▶
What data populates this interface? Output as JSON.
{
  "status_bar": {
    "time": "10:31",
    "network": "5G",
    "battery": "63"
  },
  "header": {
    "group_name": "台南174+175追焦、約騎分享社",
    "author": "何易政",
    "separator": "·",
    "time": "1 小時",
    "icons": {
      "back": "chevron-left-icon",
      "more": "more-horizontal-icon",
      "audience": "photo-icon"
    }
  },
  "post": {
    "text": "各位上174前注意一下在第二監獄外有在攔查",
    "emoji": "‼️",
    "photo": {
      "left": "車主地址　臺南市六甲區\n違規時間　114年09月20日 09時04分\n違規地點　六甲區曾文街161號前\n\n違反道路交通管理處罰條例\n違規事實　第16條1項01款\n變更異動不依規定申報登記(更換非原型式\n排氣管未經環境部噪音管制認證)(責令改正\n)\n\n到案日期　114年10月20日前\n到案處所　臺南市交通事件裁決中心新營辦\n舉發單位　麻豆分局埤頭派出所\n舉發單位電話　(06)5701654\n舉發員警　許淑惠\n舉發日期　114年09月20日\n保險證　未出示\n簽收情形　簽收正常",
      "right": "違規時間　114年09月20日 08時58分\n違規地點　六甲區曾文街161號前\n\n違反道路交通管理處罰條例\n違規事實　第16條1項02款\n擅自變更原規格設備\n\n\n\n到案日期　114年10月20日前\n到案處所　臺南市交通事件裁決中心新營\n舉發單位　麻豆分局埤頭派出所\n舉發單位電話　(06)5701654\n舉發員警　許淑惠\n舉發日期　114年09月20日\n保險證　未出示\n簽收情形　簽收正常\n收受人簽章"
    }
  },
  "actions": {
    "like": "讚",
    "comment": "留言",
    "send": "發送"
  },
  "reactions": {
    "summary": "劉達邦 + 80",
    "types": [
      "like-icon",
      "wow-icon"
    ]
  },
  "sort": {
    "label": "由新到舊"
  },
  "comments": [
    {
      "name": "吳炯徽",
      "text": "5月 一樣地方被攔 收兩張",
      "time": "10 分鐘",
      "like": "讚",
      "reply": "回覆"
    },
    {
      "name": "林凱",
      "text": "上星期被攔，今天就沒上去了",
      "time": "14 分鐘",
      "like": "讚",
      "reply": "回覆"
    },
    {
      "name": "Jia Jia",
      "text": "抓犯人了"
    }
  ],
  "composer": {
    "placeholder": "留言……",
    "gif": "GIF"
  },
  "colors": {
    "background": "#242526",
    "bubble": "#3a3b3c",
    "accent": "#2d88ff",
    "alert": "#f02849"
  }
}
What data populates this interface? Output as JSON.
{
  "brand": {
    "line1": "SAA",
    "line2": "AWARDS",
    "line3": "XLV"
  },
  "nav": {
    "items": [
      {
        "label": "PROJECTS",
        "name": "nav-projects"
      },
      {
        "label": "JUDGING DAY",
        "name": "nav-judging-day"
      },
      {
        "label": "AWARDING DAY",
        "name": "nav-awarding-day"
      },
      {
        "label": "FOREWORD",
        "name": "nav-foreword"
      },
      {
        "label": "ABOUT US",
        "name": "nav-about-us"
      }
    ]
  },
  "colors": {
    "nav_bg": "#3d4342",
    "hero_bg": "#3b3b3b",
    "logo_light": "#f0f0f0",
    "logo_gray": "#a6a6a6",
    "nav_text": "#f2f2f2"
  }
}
◀
* REQUIRED TASK *
In the material above, find the lines that contain "n舉發單位電話" and show them.

* COMPLETED EXERCISE *
      "left": "車主地址　臺南市六甲區\n違規時間　114年09月20日 09時04分\n違規地點　六甲區曾文街161號前\n\n違反道路交通管理處罰條例\n違規事實　第16條1項01款\n變更異動不依規定申報登記(更換非原型式\n排氣管未經環境部噪音管制認證)(責令改正\n)\n\n到案日期　114年10月20日前\n到案處所　臺南市交通事件裁決中心新營辦\n舉發單位　麻豆分局埤頭派出所\n舉發單位電話　(06)5701654\n舉發員警　許淑惠\n舉發日期　114年09月20日\n保險證　未出示\n簽收情形　簽收正常",
      "right": "違規時間　114年09月20日 08時58分\n違規地點　六甲區曾文街161號前\n\n違反道路交通管理處罰條例\n違規事實　第16條1項02款\n擅自變更原規格設備\n\n\n\n到案日期　114年10月20日前\n到案處所　臺南市交通事件裁決中心新營\n舉發單位　麻豆分局埤頭派出所\n舉發單位電話　(06)5701654\n舉發員警　許淑惠\n舉發日期　114年09月20日\n保險證　未出示\n簽收情形　簽收正常\n收受人簽章"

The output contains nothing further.